§ **Exercise instructions**: Copy the full set of lines exactly as given.

* start Data listing *

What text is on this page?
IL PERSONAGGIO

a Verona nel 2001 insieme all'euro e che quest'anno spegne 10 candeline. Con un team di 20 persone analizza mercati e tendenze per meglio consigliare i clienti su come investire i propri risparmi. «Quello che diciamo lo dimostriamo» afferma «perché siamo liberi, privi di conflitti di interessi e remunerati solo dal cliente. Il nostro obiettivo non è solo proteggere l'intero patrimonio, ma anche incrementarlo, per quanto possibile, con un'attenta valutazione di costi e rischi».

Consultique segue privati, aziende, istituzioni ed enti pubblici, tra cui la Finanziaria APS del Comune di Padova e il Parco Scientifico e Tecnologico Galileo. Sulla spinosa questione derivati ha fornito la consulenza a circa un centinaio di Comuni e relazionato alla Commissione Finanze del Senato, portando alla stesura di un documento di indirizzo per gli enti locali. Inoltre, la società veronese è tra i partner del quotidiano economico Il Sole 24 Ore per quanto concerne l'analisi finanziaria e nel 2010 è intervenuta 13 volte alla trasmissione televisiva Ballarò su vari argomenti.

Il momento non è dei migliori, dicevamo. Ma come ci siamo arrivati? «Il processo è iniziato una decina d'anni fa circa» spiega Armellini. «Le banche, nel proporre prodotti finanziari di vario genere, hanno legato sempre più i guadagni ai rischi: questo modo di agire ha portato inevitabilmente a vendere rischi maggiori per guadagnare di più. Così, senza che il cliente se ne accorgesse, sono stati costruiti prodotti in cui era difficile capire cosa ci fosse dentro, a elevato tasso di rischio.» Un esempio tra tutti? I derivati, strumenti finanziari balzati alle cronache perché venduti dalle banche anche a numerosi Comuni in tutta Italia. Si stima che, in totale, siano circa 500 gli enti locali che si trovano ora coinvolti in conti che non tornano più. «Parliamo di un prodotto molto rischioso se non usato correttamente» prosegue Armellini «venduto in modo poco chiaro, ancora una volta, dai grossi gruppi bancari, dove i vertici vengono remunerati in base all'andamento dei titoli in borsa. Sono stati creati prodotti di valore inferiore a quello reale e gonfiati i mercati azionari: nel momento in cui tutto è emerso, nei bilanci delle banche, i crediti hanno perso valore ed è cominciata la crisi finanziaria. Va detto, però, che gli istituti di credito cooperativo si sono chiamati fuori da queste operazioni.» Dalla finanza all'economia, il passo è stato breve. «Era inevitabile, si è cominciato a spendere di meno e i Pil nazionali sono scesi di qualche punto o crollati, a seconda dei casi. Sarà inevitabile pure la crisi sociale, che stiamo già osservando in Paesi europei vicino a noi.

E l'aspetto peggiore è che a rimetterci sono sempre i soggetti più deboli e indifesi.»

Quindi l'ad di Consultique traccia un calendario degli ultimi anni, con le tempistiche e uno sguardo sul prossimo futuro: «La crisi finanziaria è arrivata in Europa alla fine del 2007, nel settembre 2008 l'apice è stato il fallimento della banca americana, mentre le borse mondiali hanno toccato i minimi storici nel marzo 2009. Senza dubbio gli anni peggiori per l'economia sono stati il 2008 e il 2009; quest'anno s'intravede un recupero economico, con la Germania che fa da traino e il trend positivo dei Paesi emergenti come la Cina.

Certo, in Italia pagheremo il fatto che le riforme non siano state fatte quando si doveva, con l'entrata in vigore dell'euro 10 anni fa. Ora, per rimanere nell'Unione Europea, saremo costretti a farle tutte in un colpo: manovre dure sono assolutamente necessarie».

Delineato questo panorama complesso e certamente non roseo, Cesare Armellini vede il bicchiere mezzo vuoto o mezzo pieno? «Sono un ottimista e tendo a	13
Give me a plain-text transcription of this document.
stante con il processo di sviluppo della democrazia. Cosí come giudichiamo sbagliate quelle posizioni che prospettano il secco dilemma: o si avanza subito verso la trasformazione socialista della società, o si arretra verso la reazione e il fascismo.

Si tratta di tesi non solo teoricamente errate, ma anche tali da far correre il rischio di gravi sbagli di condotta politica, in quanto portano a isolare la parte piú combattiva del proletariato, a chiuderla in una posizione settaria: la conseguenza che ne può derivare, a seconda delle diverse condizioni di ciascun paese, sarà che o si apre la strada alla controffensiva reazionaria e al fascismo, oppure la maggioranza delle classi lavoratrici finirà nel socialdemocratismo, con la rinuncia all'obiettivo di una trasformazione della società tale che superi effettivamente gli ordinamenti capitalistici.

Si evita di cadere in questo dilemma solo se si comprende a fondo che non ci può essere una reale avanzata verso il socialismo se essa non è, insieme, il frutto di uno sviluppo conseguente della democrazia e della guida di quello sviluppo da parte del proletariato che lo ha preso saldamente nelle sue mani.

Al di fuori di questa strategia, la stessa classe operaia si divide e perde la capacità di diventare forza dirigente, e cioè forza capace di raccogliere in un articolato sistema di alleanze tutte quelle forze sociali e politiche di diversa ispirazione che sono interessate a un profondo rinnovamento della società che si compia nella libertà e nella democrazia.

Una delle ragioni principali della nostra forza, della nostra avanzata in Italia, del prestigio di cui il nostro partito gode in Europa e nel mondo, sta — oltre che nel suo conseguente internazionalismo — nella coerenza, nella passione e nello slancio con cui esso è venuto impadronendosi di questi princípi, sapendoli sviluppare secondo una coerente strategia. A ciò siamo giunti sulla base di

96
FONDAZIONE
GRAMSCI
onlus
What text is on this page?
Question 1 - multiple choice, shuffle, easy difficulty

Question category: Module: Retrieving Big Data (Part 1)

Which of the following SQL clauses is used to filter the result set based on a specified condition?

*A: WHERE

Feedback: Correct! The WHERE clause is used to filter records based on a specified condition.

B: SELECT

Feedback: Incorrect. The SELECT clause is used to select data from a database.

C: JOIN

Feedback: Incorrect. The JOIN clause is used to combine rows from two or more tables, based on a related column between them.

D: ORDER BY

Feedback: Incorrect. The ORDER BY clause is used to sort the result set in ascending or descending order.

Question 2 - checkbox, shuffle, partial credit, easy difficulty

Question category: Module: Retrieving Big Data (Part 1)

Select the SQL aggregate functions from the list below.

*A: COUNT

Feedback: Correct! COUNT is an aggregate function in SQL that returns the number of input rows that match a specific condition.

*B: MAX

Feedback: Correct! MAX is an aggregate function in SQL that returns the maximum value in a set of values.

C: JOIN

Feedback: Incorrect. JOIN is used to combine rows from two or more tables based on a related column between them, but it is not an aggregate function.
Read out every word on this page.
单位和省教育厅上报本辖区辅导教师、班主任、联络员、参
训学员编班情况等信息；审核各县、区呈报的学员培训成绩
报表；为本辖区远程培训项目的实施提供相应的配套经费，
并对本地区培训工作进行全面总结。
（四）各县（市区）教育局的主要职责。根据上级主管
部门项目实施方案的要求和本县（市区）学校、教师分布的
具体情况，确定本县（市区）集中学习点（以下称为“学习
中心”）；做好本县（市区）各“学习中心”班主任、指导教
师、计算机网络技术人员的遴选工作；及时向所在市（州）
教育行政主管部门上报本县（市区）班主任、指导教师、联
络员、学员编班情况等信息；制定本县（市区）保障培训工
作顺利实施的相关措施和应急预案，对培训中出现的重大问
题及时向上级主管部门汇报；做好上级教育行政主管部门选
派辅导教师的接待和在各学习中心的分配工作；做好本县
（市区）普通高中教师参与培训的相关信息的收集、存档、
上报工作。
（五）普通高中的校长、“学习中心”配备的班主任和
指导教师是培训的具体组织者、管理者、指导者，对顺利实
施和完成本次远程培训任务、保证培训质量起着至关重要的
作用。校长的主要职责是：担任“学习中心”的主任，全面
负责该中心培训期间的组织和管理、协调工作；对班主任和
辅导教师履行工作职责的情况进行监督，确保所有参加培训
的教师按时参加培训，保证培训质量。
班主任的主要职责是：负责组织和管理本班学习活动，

* end Data listing *

§ **Result**:
What text is on this page?
IL PERSONAGGIO

a Verona nel 2001 insieme all'euro e che quest'anno spegne 10 candeline. Con un team di 20 persone analizza mercati e tendenze per meglio consigliare i clienti su come investire i propri risparmi. «Quello che diciamo lo dimostriamo» afferma «perché siamo liberi, privi di conflitti di interessi e remunerati solo dal cliente. Il nostro obiettivo non è solo proteggere l'intero patrimonio, ma anche incrementarlo, per quanto possibile, con un'attenta valutazione di costi e rischi».

Consultique segue privati, aziende, istituzioni ed enti pubblici, tra cui la Finanziaria APS del Comune di Padova e il Parco Scientifico e Tecnologico Galileo. Sulla spinosa questione derivati ha fornito la consulenza a circa un centinaio di Comuni e relazionato alla Commissione Finanze del Senato, portando alla stesura di un documento di indirizzo per gli enti locali. Inoltre, la società veronese è tra i partner del quotidiano economico Il Sole 24 Ore per quanto concerne l'analisi finanziaria e nel 2010 è intervenuta 13 volte alla trasmissione televisiva Ballarò su vari argomenti.

Il momento non è dei migliori, dicevamo. Ma come ci siamo arrivati? «Il processo è iniziato una decina d'anni fa circa» spiega Armellini. «Le banche, nel proporre prodotti finanziari di vario genere, hanno legato sempre più i guadagni ai rischi: questo modo di agire ha portato inevitabilmente a vendere rischi maggiori per guadagnare di più. Così, senza che il cliente se ne accorgesse, sono stati costruiti prodotti in cui era difficile capire cosa ci fosse dentro, a elevato tasso di rischio.» Un esempio tra tutti? I derivati, strumenti finanziari balzati alle cronache perché venduti dalle banche anche a numerosi Comuni in tutta Italia. Si stima che, in totale, siano circa 500 gli enti locali che si trovano ora coinvolti in conti che non tornano più. «Parliamo di un prodotto molto rischioso se non usato correttamente» prosegue Armellini «venduto in modo poco chiaro, ancora una volta, dai grossi gruppi bancari, dove i vertici vengono remunerati in base all'andamento dei titoli in borsa. Sono stati creati prodotti di valore inferiore a quello reale e gonfiati i mercati azionari: nel momento in cui tutto è emerso, nei bilanci delle banche, i crediti hanno perso valore ed è cominciata la crisi finanziaria. Va detto, però, che gli istituti di credito cooperativo si sono chiamati fuori da queste operazioni.» Dalla finanza all'economia, il passo è stato breve. «Era inevitabile, si è cominciato a spendere di meno e i Pil nazionali sono scesi di qualche punto o crollati, a seconda dei casi. Sarà inevitabile pure la crisi sociale, che stiamo già osservando in Paesi europei vicino a noi.

E l'aspetto peggiore è che a rimetterci sono sempre i soggetti più deboli e indifesi.»

Quindi l'ad di Consultique traccia un calendario degli ultimi anni, con le tempistiche e uno sguardo sul prossimo futuro: «La crisi finanziaria è arrivata in Europa alla fine del 2007, nel settembre 2008 l'apice è stato il fallimento della banca americana, mentre le borse mondiali hanno toccato i minimi storici nel marzo 2009. Senza dubbio gli anni peggiori per l'economia sono stati il 2008 e il 2009; quest'anno s'intravede un recupero economico, con la Germania che fa da traino e il trend positivo dei Paesi emergenti come la Cina.

Certo, in Italia pagheremo il fatto che le riforme non siano state fatte quando si doveva, con l'entrata in vigore dell'euro 10 anni fa. Ora, per rimanere nell'Unione Europea, saremo costretti a farle tutte in un colpo: manovre dure sono assolutamente necessarie».

Delineato questo panorama complesso e certamente non roseo, Cesare Armellini vede il bicchiere mezzo vuoto o mezzo pieno? «Sono un ottimista e tendo a	13
Give me a plain-text transcription of this document.
stante con il processo di sviluppo della democrazia. Cosí come giudichiamo sbagliate quelle posizioni che prospettano il secco dilemma: o si avanza subito verso la trasformazione socialista della società, o si arretra verso la reazione e il fascismo.

Si tratta di tesi non solo teoricamente errate, ma anche tali da far correre il rischio di gravi sbagli di condotta politica, in quanto portano a isolare la parte piú combattiva del proletariato, a chiuderla in una posizione settaria: la conseguenza che ne può derivare, a seconda delle diverse condizioni di ciascun paese, sarà che o si apre la strada alla controffensiva reazionaria e al fascismo, oppure la maggioranza delle classi lavoratrici finirà nel socialdemocratismo, con la rinuncia all'obiettivo di una trasformazione della società tale che superi effettivamente gli ordinamenti capitalistici.

Si evita di cadere in questo dilemma solo se si comprende a fondo che non ci può essere una reale avanzata verso il socialismo se essa non è, insieme, il frutto di uno sviluppo conseguente della democrazia e della guida di quello sviluppo da parte del proletariato che lo ha preso saldamente nelle sue mani.

Al di fuori di questa strategia, la stessa classe operaia si divide e perde la capacità di diventare forza dirigente, e cioè forza capace di raccogliere in un articolato sistema di alleanze tutte quelle forze sociali e politiche di diversa ispirazione che sono interessate a un profondo rinnovamento della società che si compia nella libertà e nella democrazia.

Una delle ragioni principali della nostra forza, della nostra avanzata in Italia, del prestigio di cui il nostro partito gode in Europa e nel mondo, sta — oltre che nel suo conseguente internazionalismo — nella coerenza, nella passione e nello slancio con cui esso è venuto impadronendosi di questi princípi, sapendoli sviluppare secondo una coerente strategia. A ciò siamo giunti sulla base di

96
FONDAZIONE
GRAMSCI
onlus
What text is on this page?
Question 1 - multiple choice, shuffle, easy difficulty

Question category: Module: Retrieving Big Data (Part 1)

Which of the following SQL clauses is used to filter the result set based on a specified condition?

*A: WHERE

Feedback: Correct! The WHERE clause is used to filter records based on a specified condition.

B: SELECT

Feedback: Incorrect. The SELECT clause is used to select data from a database.

C: JOIN

Feedback: Incorrect. The JOIN clause is used to combine rows from two or more tables, based on a related column between them.

D: ORDER BY

Feedback: Incorrect. The ORDER BY clause is used to sort the result set in ascending or descending order.

Question 2 - checkbox, shuffle, partial credit, easy difficulty

Question category: Module: Retrieving Big Data (Part 1)

Select the SQL aggregate functions from the list below.

*A: COUNT

Feedback: Correct! COUNT is an aggregate function in SQL that returns the number of input rows that match a specific condition.

*B: MAX

Feedback: Correct! MAX is an aggregate function in SQL that returns the maximum value in a set of values.

C: JOIN

Feedback: Incorrect. JOIN is used to combine rows from two or more tables based on a related column between them, but it is not an aggregate function.
Read out every word on this page.
单位和省教育厅上报本辖区辅导教师、班主任、联络员、参
训学员编班情况等信息；审核各县、区呈报的学员培训成绩
报表；为本辖区远程培训项目的实施提供相应的配套经费，
并对本地区培训工作进行全面总结。
（四）各县（市区）教育局的主要职责。根据上级主管
部门项目实施方案的要求和本县（市区）学校、教师分布的
具体情况，确定本县（市区）集中学习点（以下称为“学习
中心”）；做好本县（市区）各“学习中心”班主任、指导教
师、计算机网络技术人员的遴选工作；及时向所在市（州）
教育行政主管部门上报本县（市区）班主任、指导教师、联
络员、学员编班情况等信息；制定本县（市区）保障培训工
作顺利实施的相关措施和应急预案，对培训中出现的重大问
题及时向上级主管部门汇报；做好上级教育行政主管部门选
派辅导教师的接待和在各学习中心的分配工作；做好本县
（市区）普通高中教师参与培训的相关信息的收集、存档、
上报工作。
（五）普通高中的校长、“学习中心”配备的班主任和
指导教师是培训的具体组织者、管理者、指导者，对顺利实
施和完成本次远程培训任务、保证培训质量起着至关重要的
作用。校长的主要职责是：担任“学习中心”的主任，全面
负责该中心培训期间的组织和管理、协调工作；对班主任和
辅导教师履行工作职责的情况进行监督，确保所有参加培训
的教师按时参加培训，保证培训质量。
班主任的主要职责是：负责组织和管理本班学习活动，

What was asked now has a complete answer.